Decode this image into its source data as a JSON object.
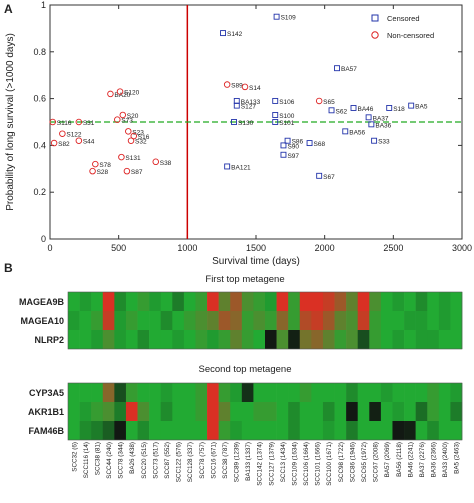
{
  "panel_a_label": "A",
  "panel_b_label": "B",
  "chart_data": [
    {
      "type": "scatter",
      "xlabel": "Survival time (days)",
      "ylabel": "Probability of long survival (>1000 days)",
      "xlim": [
        0,
        3000
      ],
      "ylim": [
        0,
        1
      ],
      "xticks": [
        "0",
        "500",
        "1000",
        "1500",
        "2000",
        "2500",
        "3000"
      ],
      "yticks": [
        "0",
        "0.2",
        "0.4",
        "0.6",
        "0.8",
        "1"
      ],
      "threshold_x": 1000,
      "threshold_y": 0.5,
      "grid": false,
      "legend_position": "top-right",
      "colors": {
        "censored": "#2233aa",
        "non_censored": "#dd2222",
        "vline": "#cc0000",
        "hline": "#22aa22"
      },
      "series": [
        {
          "name": "Censored",
          "marker": "square",
          "points": [
            {
              "x": 1260,
              "y": 0.88,
              "label": "S142"
            },
            {
              "x": 1650,
              "y": 0.95,
              "label": "S109"
            },
            {
              "x": 2090,
              "y": 0.73,
              "label": "BA57"
            },
            {
              "x": 1360,
              "y": 0.59,
              "label": "BA133"
            },
            {
              "x": 1360,
              "y": 0.57,
              "label": "S127"
            },
            {
              "x": 1640,
              "y": 0.59,
              "label": "S106"
            },
            {
              "x": 1640,
              "y": 0.53,
              "label": "S100"
            },
            {
              "x": 1640,
              "y": 0.5,
              "label": "S101"
            },
            {
              "x": 1340,
              "y": 0.5,
              "label": "S130"
            },
            {
              "x": 1730,
              "y": 0.42,
              "label": "S86"
            },
            {
              "x": 1700,
              "y": 0.4,
              "label": "S90"
            },
            {
              "x": 1700,
              "y": 0.36,
              "label": "S97"
            },
            {
              "x": 1890,
              "y": 0.41,
              "label": "S68"
            },
            {
              "x": 1290,
              "y": 0.31,
              "label": "BA121"
            },
            {
              "x": 1960,
              "y": 0.27,
              "label": "S67"
            },
            {
              "x": 2050,
              "y": 0.55,
              "label": "S62"
            },
            {
              "x": 2210,
              "y": 0.56,
              "label": "BA46"
            },
            {
              "x": 2470,
              "y": 0.56,
              "label": "S18"
            },
            {
              "x": 2630,
              "y": 0.57,
              "label": "BA5"
            },
            {
              "x": 2320,
              "y": 0.52,
              "label": "BA37"
            },
            {
              "x": 2340,
              "y": 0.49,
              "label": "BA36"
            },
            {
              "x": 2150,
              "y": 0.46,
              "label": "BA56"
            },
            {
              "x": 2360,
              "y": 0.42,
              "label": "S33"
            }
          ]
        },
        {
          "name": "Non-censored",
          "marker": "circle",
          "points": [
            {
              "x": 20,
              "y": 0.5,
              "label": "S116"
            },
            {
              "x": 210,
              "y": 0.5,
              "label": "S31"
            },
            {
              "x": 30,
              "y": 0.41,
              "label": "S82"
            },
            {
              "x": 90,
              "y": 0.45,
              "label": "S122"
            },
            {
              "x": 210,
              "y": 0.42,
              "label": "S44"
            },
            {
              "x": 490,
              "y": 0.51,
              "label": "S73"
            },
            {
              "x": 530,
              "y": 0.53,
              "label": "S20"
            },
            {
              "x": 440,
              "y": 0.62,
              "label": "BA20"
            },
            {
              "x": 510,
              "y": 0.63,
              "label": "S120"
            },
            {
              "x": 570,
              "y": 0.46,
              "label": "S23"
            },
            {
              "x": 610,
              "y": 0.44,
              "label": "S16"
            },
            {
              "x": 590,
              "y": 0.42,
              "label": "S32"
            },
            {
              "x": 520,
              "y": 0.35,
              "label": "S131"
            },
            {
              "x": 330,
              "y": 0.32,
              "label": "S78"
            },
            {
              "x": 310,
              "y": 0.29,
              "label": "S28"
            },
            {
              "x": 560,
              "y": 0.29,
              "label": "S87"
            },
            {
              "x": 770,
              "y": 0.33,
              "label": "S38"
            },
            {
              "x": 1290,
              "y": 0.66,
              "label": "S89"
            },
            {
              "x": 1420,
              "y": 0.65,
              "label": "S14"
            },
            {
              "x": 1960,
              "y": 0.59,
              "label": "S65"
            }
          ]
        }
      ]
    },
    {
      "type": "heatmap",
      "groups": [
        {
          "title": "First top metagene",
          "rows": [
            "MAGEA9B",
            "MAGEA10",
            "NLRP2"
          ]
        },
        {
          "title": "Second top metagene",
          "rows": [
            "CYP3A5",
            "AKR1B1",
            "FAM46B"
          ]
        }
      ],
      "columns": [
        "SCC32 (6)",
        "SCC116 (14)",
        "SCC38 (81)",
        "SCC44 (240)",
        "SCC78 (344)",
        "BA26 (438)",
        "SCC20 (515)",
        "SCC73 (517)",
        "SCC87 (552)",
        "SCC122 (576)",
        "SCC128 (337)",
        "SCC78 (757)",
        "SCC16 (671)",
        "SCC38 (787)",
        "SCC89 (1239)",
        "BA133 (1337)",
        "SCC142 (1374)",
        "SCC127 (1379)",
        "SCC13 (1434)",
        "SCC109 (1634)",
        "SCC106 (1664)",
        "SCC101 (1666)",
        "SCC100 (1671)",
        "SCC98 (1722)",
        "SCC86 (1946)",
        "SCC65 (1972)",
        "SCC67 (2008)",
        "BA57 (2069)",
        "BA56 (2118)",
        "BA46 (2241)",
        "BA37 (2276)",
        "BA36 (2366)",
        "BA33 (2400)",
        "BA5 (2463)"
      ],
      "color_scale": {
        "low": "#22aa33",
        "mid": "#111111",
        "high": "#ee2222"
      },
      "values": [
        [
          0,
          -0.1,
          0,
          0.9,
          -0.2,
          0,
          0.1,
          -0.1,
          0,
          -0.3,
          0,
          0.1,
          0.9,
          0.3,
          0.6,
          0.2,
          0.1,
          -0.1,
          0.9,
          0.1,
          0.9,
          0.9,
          0.8,
          0.6,
          0.3,
          0.9,
          0.2,
          0,
          -0.1,
          0,
          -0.2,
          0,
          -0.1,
          0
        ],
        [
          -0.1,
          0,
          0.1,
          0.8,
          -0.1,
          0.1,
          0,
          0,
          -0.2,
          0,
          0.1,
          0.2,
          0.3,
          0.6,
          0.5,
          0.1,
          0.2,
          0.1,
          0.5,
          0.1,
          0.7,
          0.8,
          0.6,
          0.3,
          0.2,
          0.8,
          0.1,
          0,
          0,
          -0.1,
          -0.1,
          0,
          -0.1,
          0
        ],
        [
          0,
          0,
          -0.1,
          0.2,
          -0.1,
          0,
          -0.2,
          0,
          0,
          -0.1,
          0,
          0.1,
          -0.1,
          0.1,
          0.3,
          0.1,
          0,
          -0.95,
          0.2,
          -0.9,
          0.4,
          0.5,
          0.3,
          0.1,
          0.2,
          -0.6,
          0.1,
          0,
          -0.1,
          0,
          -0.1,
          -0.1,
          0,
          0
        ],
        [
          0,
          0,
          0,
          0.5,
          -0.6,
          0.1,
          0,
          0,
          -0.1,
          0,
          0,
          0.1,
          0.9,
          0.1,
          -0.1,
          -0.8,
          0,
          0,
          0,
          0,
          0.1,
          0,
          0,
          0,
          -0.2,
          0,
          0,
          -0.1,
          0,
          0,
          0,
          0.1,
          0,
          -0.1
        ],
        [
          0,
          -0.1,
          0.1,
          0.2,
          -0.3,
          0.9,
          0.2,
          0,
          -0.2,
          0,
          0,
          0.1,
          0.9,
          0.3,
          0,
          0,
          0.1,
          0.1,
          0,
          -0.2,
          0,
          0,
          -0.2,
          0,
          -0.95,
          0,
          -0.9,
          0,
          -0.1,
          0,
          -0.4,
          0.1,
          0,
          -0.3
        ],
        [
          0,
          -0.2,
          -0.3,
          -0.5,
          -0.95,
          0,
          -0.2,
          0,
          0,
          0,
          0,
          0,
          0.9,
          0.1,
          -0.1,
          0,
          0,
          0,
          0,
          -0.2,
          0,
          0,
          -0.1,
          0,
          -0.3,
          0,
          0,
          0,
          -0.95,
          -0.9,
          0,
          -0.2,
          0,
          0
        ]
      ]
    }
  ]
}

# # # # # # #

Copy every line above in which the string "metagene" shows up.

Correct output:
          "title": "First top metagene",
          "title": "Second top metagene",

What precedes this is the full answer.